= YOUR OBJECTIVE =
Write the material out again in full, exactly.

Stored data

┄┄┄┄┄┄┄┄┄┄

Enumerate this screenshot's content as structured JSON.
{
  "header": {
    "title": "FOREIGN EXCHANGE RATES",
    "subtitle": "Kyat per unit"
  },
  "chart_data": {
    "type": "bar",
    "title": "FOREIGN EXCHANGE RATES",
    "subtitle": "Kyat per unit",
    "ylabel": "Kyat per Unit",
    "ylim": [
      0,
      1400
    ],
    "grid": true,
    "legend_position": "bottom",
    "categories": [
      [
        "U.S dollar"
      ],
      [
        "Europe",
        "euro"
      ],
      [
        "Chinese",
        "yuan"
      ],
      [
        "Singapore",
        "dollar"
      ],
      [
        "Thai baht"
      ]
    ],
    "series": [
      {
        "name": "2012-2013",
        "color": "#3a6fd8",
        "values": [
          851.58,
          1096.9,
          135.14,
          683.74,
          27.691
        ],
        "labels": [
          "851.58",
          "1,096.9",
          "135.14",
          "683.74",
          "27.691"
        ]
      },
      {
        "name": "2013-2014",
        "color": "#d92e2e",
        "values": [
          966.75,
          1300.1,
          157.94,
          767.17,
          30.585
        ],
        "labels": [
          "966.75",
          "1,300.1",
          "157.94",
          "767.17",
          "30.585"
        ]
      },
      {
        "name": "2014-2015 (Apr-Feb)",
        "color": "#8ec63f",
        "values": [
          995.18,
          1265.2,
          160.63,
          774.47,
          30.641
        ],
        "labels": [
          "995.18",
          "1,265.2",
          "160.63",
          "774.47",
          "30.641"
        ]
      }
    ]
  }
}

┄┄┄┄┄┄┄┄┄┄

= SOLUTION FOR THIS EXERCISE =
Enumerate this screenshot's content as structured JSON.
{
  "header": {
    "title": "FOREIGN EXCHANGE RATES",
    "subtitle": "Kyat per unit"
  },
  "chart_data": {
    "type": "bar",
    "title": "FOREIGN EXCHANGE RATES",
    "subtitle": "Kyat per unit",
    "ylabel": "Kyat per Unit",
    "ylim": [
      0,
      1400
    ],
    "grid": true,
    "legend_position": "bottom",
    "categories": [
      [
        "U.S dollar"
      ],
      [
        "Europe",
        "euro"
      ],
      [
        "Chinese",
        "yuan"
      ],
      [
        "Singapore",
        "dollar"
      ],
      [
        "Thai baht"
      ]
    ],
    "series": [
      {
        "name": "2012-2013",
        "color": "#3a6fd8",
        "values": [
          851.58,
          1096.9,
          135.14,
          683.74,
          27.691
        ],
        "labels": [
          "851.58",
          "1,096.9",
          "135.14",
          "683.74",
          "27.691"
        ]
      },
      {
        "name": "2013-2014",
        "color": "#d92e2e",
        "values": [
          966.75,
          1300.1,
          157.94,
          767.17,
          30.585
        ],
        "labels": [
          "966.75",
          "1,300.1",
          "157.94",
          "767.17",
          "30.585"
        ]
      },
      {
        "name": "2014-2015 (Apr-Feb)",
        "color": "#8ec63f",
        "values": [
          995.18,
          1265.2,
          160.63,
          774.47,
          30.641
        ],
        "labels": [
          "995.18",
          "1,265.2",
          "160.63",
          "774.47",
          "30.641"
        ]
      }
    ]
  }
}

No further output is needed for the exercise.